Tarefa: Dê continuidade ao texto sobre pejotização fraudulenta, começando logo após a última frase apresentada.

Texto para leitura:

**********

Identifique Pejotização Fraudulenta e Seus Direitos
Descubra como identificar se você é vítima de pejotização fraudulenta. Entenda a diferença entre terceirização lícita e fraude trabalhista, conheça seus direitos garantidos pela CLT e aprenda estratégias jurídicas para combater essa prática que retira direitos fundamentais dos trabalhadores.
Dr. Leonardo Mimoto
12/17/20258 min read
Introdução: O Cenário da Pejotização em 2025
A prática de contratar trabalhadores como pessoas jurídicas (PJ) ganhou força no Brasil especialmente após a Reforma Trabalhista de 2017. Em 2025, o debate sobre os limites dessa modalidade chegou ao Supremo Tribunal Federal, que realizou audiência pública sobre o Tema 1389 de repercussão geral, envolvendo a interpretação dos limites legais da pejotização.
O problema central reside na distinção entre terceirização lícita e pejotização fraudulenta. Enquanto a primeira representa legítima divisão do trabalho entre pessoas jurídicas, a segunda constitui fraude destinada a mascarar relação de emprego e suprimir direitos trabalhistas fundamentais.
Conceito Jurídico de Pejotização e sua Distinção da Terceirização Lícita
O que é Pejotização Fraudulenta?
Pejotização é a contratação fraudulenta de trabalhadores por meio de pessoa jurídica com o objetivo específico de desvirtuar, impedir ou fraudar a aplicação da legislação trabalhista (art. 9º, CLT). Trata-se de prática inerentemente ilícita, pois visa encobrir verdadeira relação de emprego sob aparência de contrato civil ou comercial.

**********

Dados fornecidos:
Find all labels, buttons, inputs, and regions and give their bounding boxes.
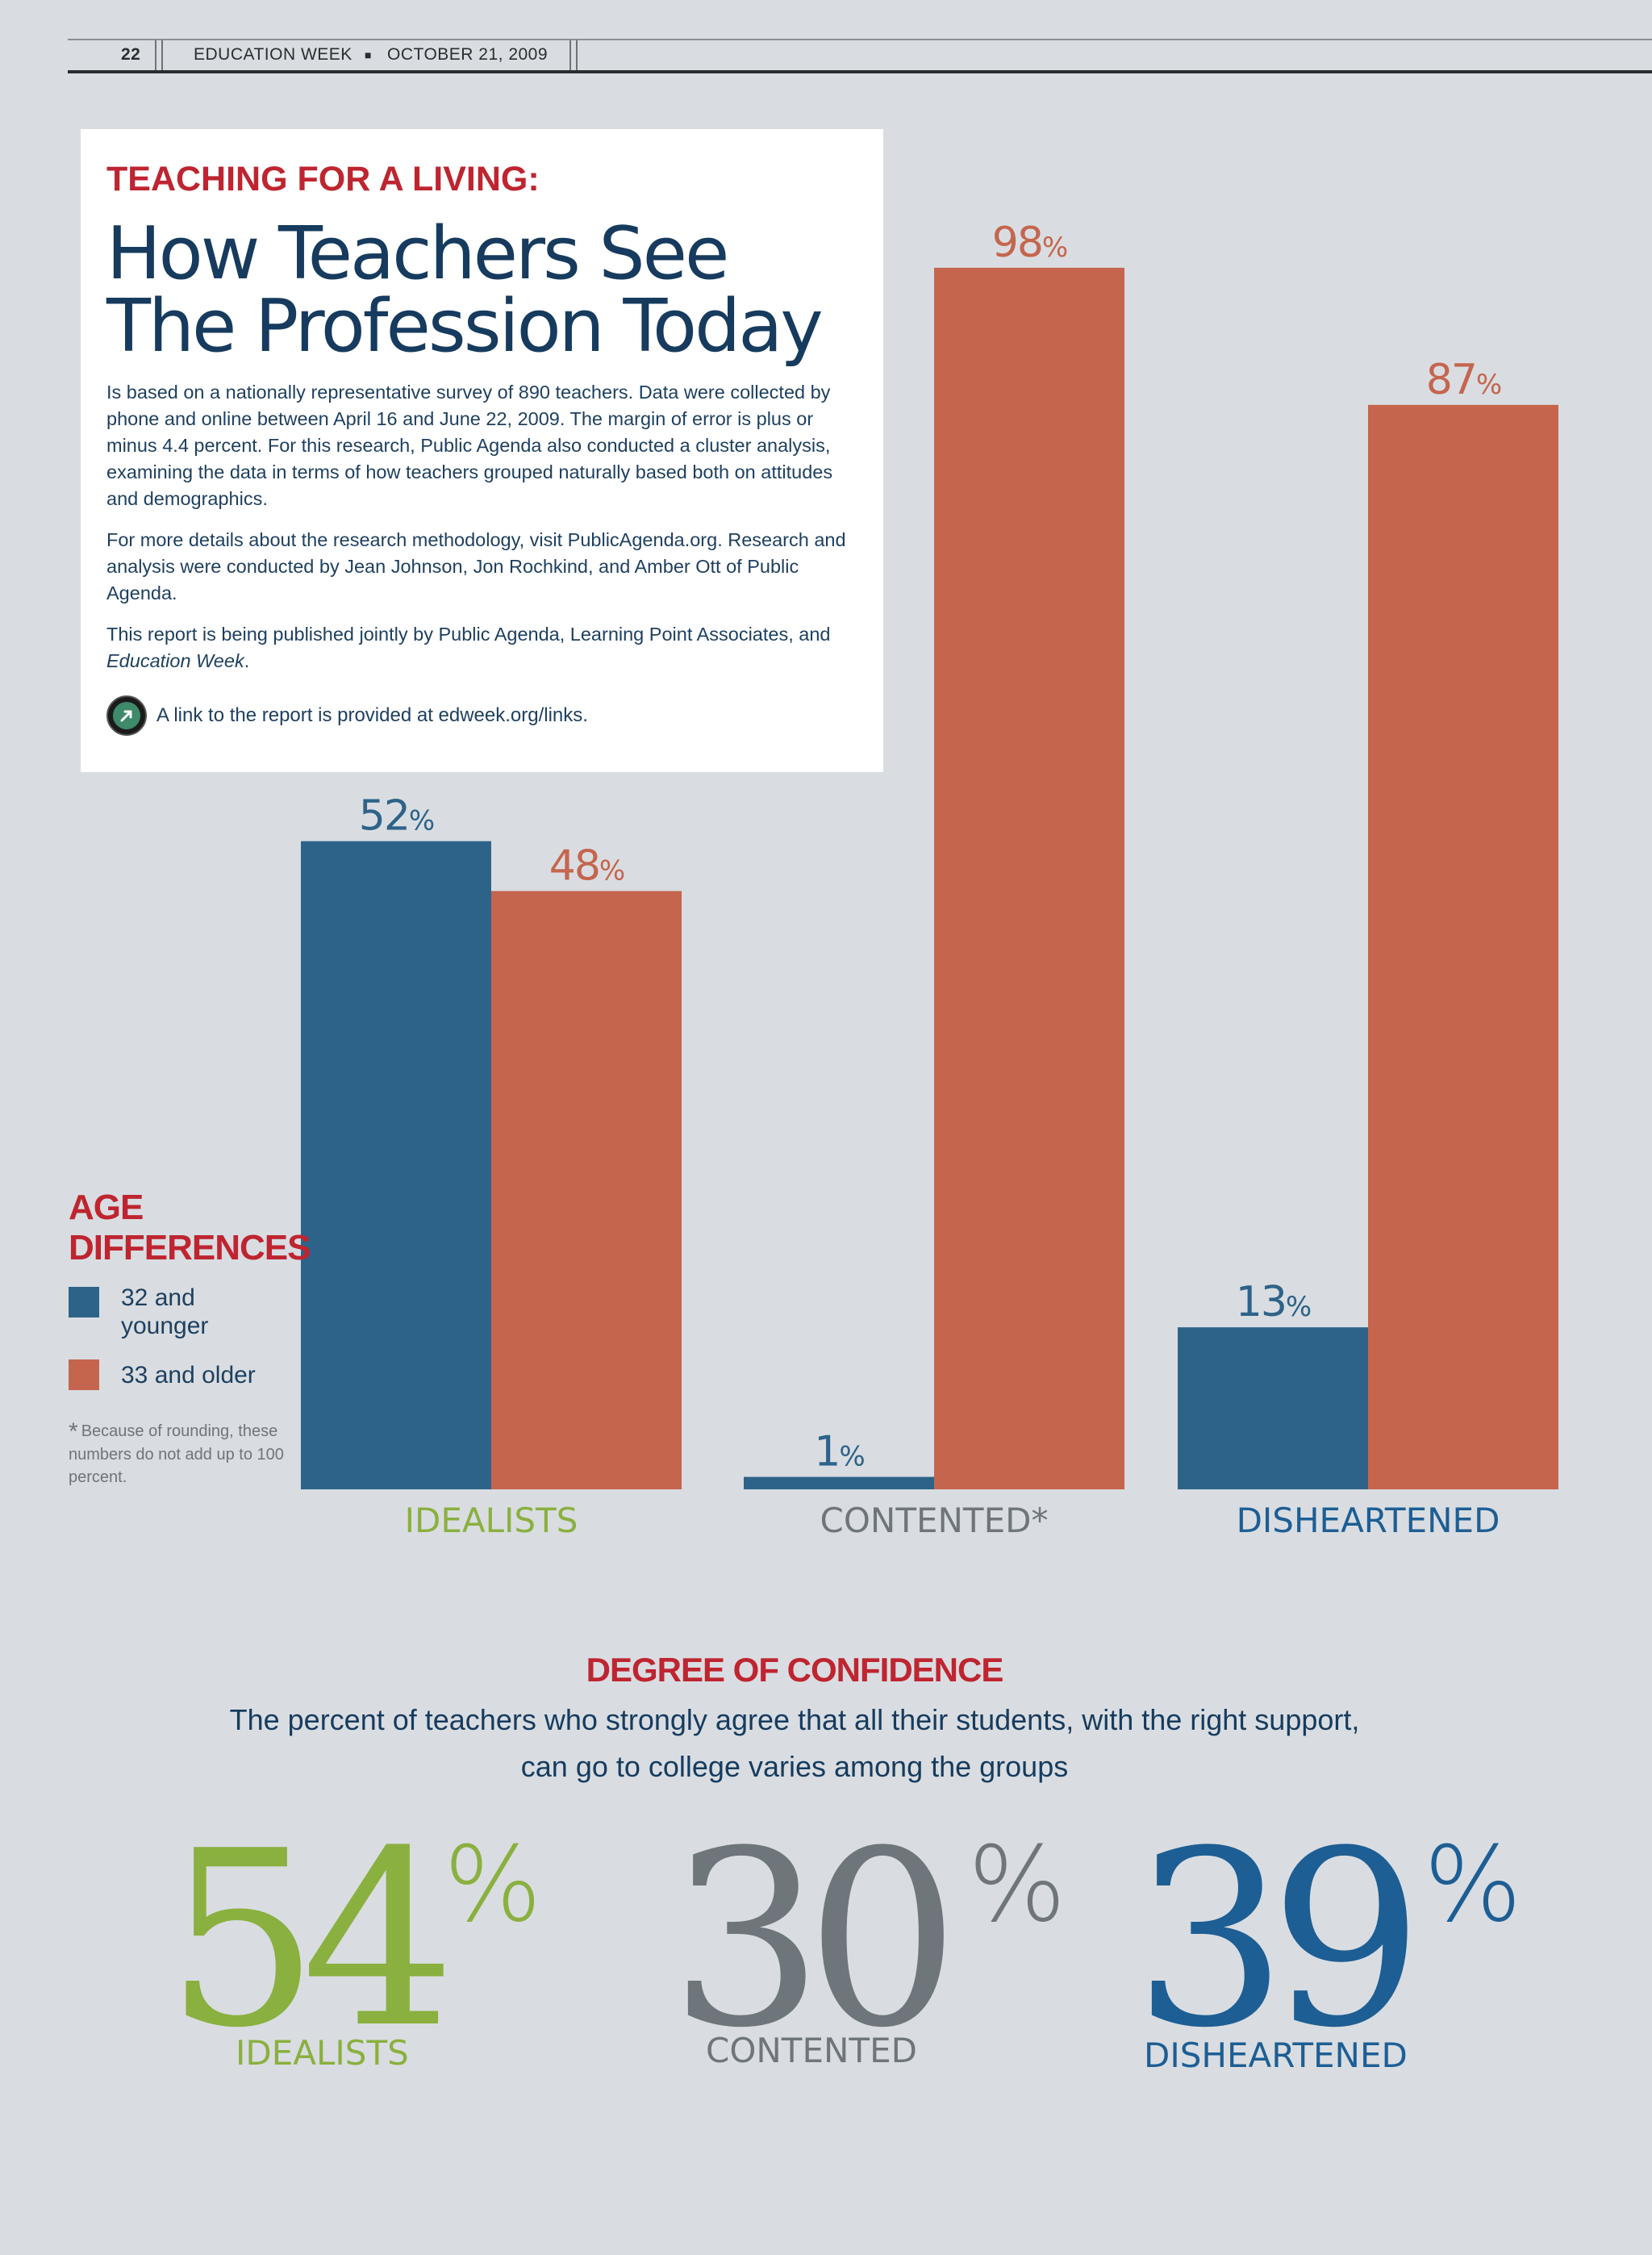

**********

Resposta:
Importante: Pejotização, por definição doutrinária e jurisprudencial consolidada, é fraude. A empresa pode legitimamente contratar pessoa jurídica para prestação de serviços específicos (terceirização), mas não pode substituir empregados por pessoas jurídicas mantendo os elementos fático-jurídicos da relação de emprego.
Diferença Fundamental
Terceirização Lícita: Contratação de empresa para prestação de serviços específicos, sem os requisitos da relação de emprego. Exemplo: "Contrata-se empresa para prestação de serviços na área de análise de compliance".
Pejotização Fraudulenta: Imposição ao trabalhador de constituir pessoa jurídica para exercer função que caracteriza relação de emprego. Exemplo: "Contrata-se analista de compliance. Modalidade PJ".
Fundamentos Legais e Constitucionais
Dispositivos da CLT
Art. 3º da CLT: Define empregado como "toda pessoa física que prestar serviços de natureza não eventual a empregador, sob a dependência deste e mediante salário".
Art. 9º da CLT: "Serão nulos de pleno direito os atos praticados com o objetivo de desvirtuar, impedir ou fraudar a aplicação dos preceitos contidos na presente Consolidação".
Art. 442-B da CLT (incluído pela Reforma de 2017): Estabelece que "a contratação do autônomo, cumpridas por este todas as formalidades legais, com ou sem exclusividade, de forma contínua ou não, afasta a qualidade de empregado". Porém, a Portaria MTP nº 671/2021, art. 28, ressalva: "Presente a subordinação jurídica, será reconhecido o vínculo empregatício, ainda que o trabalhador preste serviços por meio de pessoa jurídica".
Princípios Constitucionais e Trabalhistas
Princípio da Primazia da Realidade sobre a Forma (art. 9º, CLT): Os fatos concretos prevalecem sobre a formalização documental.
Princípio Protetor: Fundamento do Direito do Trabalho que reconhece a vulnerabilidade estrutural do trabalhador e impõe interpretação favorável ao obreiro.
Dignidade da Pessoa Humana (art. 1º, III, CF/88): Veda contratações que precarizem direitos fundamentais do trabalhador.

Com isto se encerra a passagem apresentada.